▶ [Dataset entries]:
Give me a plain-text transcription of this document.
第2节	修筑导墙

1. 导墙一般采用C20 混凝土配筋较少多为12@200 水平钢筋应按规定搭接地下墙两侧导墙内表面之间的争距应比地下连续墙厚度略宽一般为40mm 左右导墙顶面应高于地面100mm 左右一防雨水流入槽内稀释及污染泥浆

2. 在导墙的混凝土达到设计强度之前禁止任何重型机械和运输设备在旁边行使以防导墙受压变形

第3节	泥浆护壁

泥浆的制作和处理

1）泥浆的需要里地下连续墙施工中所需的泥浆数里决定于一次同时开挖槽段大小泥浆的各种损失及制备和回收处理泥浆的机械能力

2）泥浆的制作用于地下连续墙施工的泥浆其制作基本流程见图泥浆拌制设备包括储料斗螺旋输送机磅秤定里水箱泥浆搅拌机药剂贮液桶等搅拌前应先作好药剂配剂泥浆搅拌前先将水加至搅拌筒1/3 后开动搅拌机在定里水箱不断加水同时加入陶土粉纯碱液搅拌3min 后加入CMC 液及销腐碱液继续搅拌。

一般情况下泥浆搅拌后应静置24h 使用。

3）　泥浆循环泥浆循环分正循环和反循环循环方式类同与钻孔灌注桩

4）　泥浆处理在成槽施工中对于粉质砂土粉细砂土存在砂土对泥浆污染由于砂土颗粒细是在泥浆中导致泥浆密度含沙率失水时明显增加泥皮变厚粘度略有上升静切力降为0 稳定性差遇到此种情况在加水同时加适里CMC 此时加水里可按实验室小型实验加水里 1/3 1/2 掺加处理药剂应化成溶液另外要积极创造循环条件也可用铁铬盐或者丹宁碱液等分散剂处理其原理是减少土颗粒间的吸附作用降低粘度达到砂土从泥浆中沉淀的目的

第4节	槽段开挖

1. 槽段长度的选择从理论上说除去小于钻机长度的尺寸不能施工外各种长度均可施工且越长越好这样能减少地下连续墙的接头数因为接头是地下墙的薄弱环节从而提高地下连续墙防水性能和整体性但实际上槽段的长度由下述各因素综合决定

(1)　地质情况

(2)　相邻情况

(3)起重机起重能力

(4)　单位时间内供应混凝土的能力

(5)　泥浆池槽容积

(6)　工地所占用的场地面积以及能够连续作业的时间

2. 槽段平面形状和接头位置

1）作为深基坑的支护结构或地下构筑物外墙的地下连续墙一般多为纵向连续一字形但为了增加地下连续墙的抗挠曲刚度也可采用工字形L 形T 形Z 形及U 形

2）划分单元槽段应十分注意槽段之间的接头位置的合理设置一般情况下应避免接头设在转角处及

▶ [Required work]:
Every entry above should be retyped exactly as shown.

▶ [Written solution]:
Give me a plain-text transcription of this document.
第2节	修筑导墙

1. 导墙一般采用C20 混凝土配筋较少多为12@200 水平钢筋应按规定搭接地下墙两侧导墙内表面之间的争距应比地下连续墙厚度略宽一般为40mm 左右导墙顶面应高于地面100mm 左右一防雨水流入槽内稀释及污染泥浆

2. 在导墙的混凝土达到设计强度之前禁止任何重型机械和运输设备在旁边行使以防导墙受压变形

第3节	泥浆护壁

泥浆的制作和处理

1）泥浆的需要里地下连续墙施工中所需的泥浆数里决定于一次同时开挖槽段大小泥浆的各种损失及制备和回收处理泥浆的机械能力

2）泥浆的制作用于地下连续墙施工的泥浆其制作基本流程见图泥浆拌制设备包括储料斗螺旋输送机磅秤定里水箱泥浆搅拌机药剂贮液桶等搅拌前应先作好药剂配剂泥浆搅拌前先将水加至搅拌筒1/3 后开动搅拌机在定里水箱不断加水同时加入陶土粉纯碱液搅拌3min 后加入CMC 液及销腐碱液继续搅拌。

一般情况下泥浆搅拌后应静置24h 使用。

3）　泥浆循环泥浆循环分正循环和反循环循环方式类同与钻孔灌注桩

4）　泥浆处理在成槽施工中对于粉质砂土粉细砂土存在砂土对泥浆污染由于砂土颗粒细是在泥浆中导致泥浆密度含沙率失水时明显增加泥皮变厚粘度略有上升静切力降为0 稳定性差遇到此种情况在加水同时加适里CMC 此时加水里可按实验室小型实验加水里 1/3 1/2 掺加处理药剂应化成溶液另外要积极创造循环条件也可用铁铬盐或者丹宁碱液等分散剂处理其原理是减少土颗粒间的吸附作用降低粘度达到砂土从泥浆中沉淀的目的

第4节	槽段开挖

1. 槽段长度的选择从理论上说除去小于钻机长度的尺寸不能施工外各种长度均可施工且越长越好这样能减少地下连续墙的接头数因为接头是地下墙的薄弱环节从而提高地下连续墙防水性能和整体性但实际上槽段的长度由下述各因素综合决定

(1)　地质情况

(2)　相邻情况

(3)起重机起重能力

(4)　单位时间内供应混凝土的能力

(5)　泥浆池槽容积

(6)　工地所占用的场地面积以及能够连续作业的时间

2. 槽段平面形状和接头位置

1）作为深基坑的支护结构或地下构筑物外墙的地下连续墙一般多为纵向连续一字形但为了增加地下连续墙的抗挠曲刚度也可采用工字形L 形T 形Z 形及U 形

2）划分单元槽段应十分注意槽段之间的接头位置的合理设置一般情况下应避免接头设在转角处及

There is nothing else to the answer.